··· Provided material

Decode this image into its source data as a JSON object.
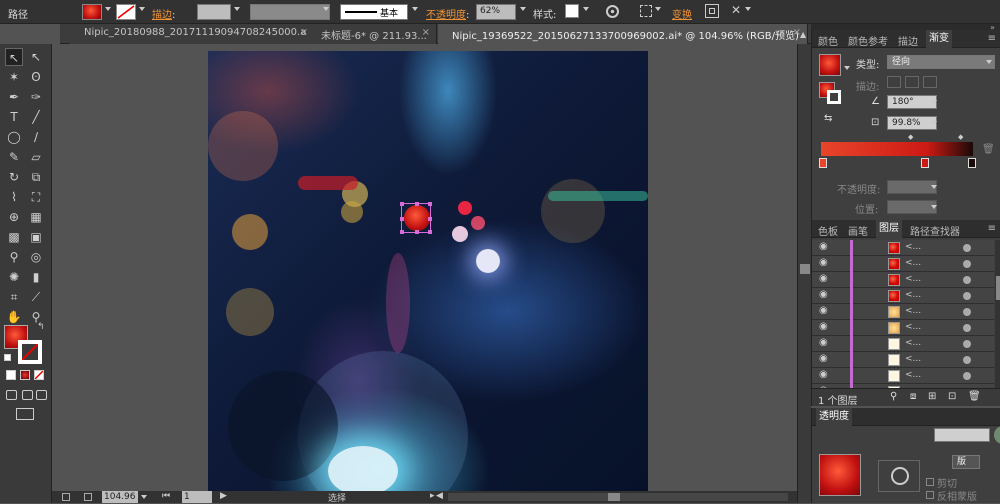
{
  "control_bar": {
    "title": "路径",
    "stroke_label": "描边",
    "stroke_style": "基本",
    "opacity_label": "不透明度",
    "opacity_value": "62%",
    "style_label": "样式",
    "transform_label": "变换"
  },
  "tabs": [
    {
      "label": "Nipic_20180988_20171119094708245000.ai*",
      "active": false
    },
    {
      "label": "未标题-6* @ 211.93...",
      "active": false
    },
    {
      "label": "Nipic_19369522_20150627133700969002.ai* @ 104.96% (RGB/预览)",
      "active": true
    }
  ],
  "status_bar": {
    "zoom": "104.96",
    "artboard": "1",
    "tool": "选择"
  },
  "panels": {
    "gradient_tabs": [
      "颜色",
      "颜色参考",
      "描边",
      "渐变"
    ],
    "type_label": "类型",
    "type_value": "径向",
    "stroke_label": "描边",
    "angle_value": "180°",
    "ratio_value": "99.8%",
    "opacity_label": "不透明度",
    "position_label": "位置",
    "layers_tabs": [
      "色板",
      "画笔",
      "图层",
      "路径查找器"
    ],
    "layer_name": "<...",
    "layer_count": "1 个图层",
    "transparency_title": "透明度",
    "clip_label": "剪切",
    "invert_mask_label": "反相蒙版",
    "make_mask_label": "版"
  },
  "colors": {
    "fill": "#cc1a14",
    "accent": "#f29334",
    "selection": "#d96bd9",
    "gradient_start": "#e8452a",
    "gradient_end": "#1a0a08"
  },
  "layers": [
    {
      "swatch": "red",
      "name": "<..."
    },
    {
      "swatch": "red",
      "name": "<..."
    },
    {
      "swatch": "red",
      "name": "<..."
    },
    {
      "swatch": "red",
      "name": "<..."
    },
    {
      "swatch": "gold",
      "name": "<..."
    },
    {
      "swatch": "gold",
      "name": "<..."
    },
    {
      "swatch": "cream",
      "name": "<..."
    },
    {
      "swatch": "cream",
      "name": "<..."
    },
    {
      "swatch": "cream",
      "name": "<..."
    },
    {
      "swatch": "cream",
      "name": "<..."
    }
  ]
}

······

Leave the pictures out and reproduce each record exactly as written.

__Full solution__.
Decode this image into its source data as a JSON object.
{
  "control_bar": {
    "title": "路径",
    "stroke_label": "描边",
    "stroke_style": "基本",
    "opacity_label": "不透明度",
    "opacity_value": "62%",
    "style_label": "样式",
    "transform_label": "变换"
  },
  "tabs": [
    {
      "label": "Nipic_20180988_20171119094708245000.ai*",
      "active": false
    },
    {
      "label": "未标题-6* @ 211.93...",
      "active": false
    },
    {
      "label": "Nipic_19369522_20150627133700969002.ai* @ 104.96% (RGB/预览)",
      "active": true
    }
  ],
  "status_bar": {
    "zoom": "104.96",
    "artboard": "1",
    "tool": "选择"
  },
  "panels": {
    "gradient_tabs": [
      "颜色",
      "颜色参考",
      "描边",
      "渐变"
    ],
    "type_label": "类型",
    "type_value": "径向",
    "stroke_label": "描边",
    "angle_value": "180°",
    "ratio_value": "99.8%",
    "opacity_label": "不透明度",
    "position_label": "位置",
    "layers_tabs": [
      "色板",
      "画笔",
      "图层",
      "路径查找器"
    ],
    "layer_name": "<...",
    "layer_count": "1 个图层",
    "transparency_title": "透明度",
    "clip_label": "剪切",
    "invert_mask_label": "反相蒙版",
    "make_mask_label": "版"
  },
  "colors": {
    "fill": "#cc1a14",
    "accent": "#f29334",
    "selection": "#d96bd9",
    "gradient_start": "#e8452a",
    "gradient_end": "#1a0a08"
  },
  "layers": [
    {
      "swatch": "red",
      "name": "<..."
    },
    {
      "swatch": "red",
      "name": "<..."
    },
    {
      "swatch": "red",
      "name": "<..."
    },
    {
      "swatch": "red",
      "name": "<..."
    },
    {
      "swatch": "gold",
      "name": "<..."
    },
    {
      "swatch": "gold",
      "name": "<..."
    },
    {
      "swatch": "cream",
      "name": "<..."
    },
    {
      "swatch": "cream",
      "name": "<..."
    },
    {
      "swatch": "cream",
      "name": "<..."
    },
    {
      "swatch": "cream",
      "name": "<..."
    }
  ]
}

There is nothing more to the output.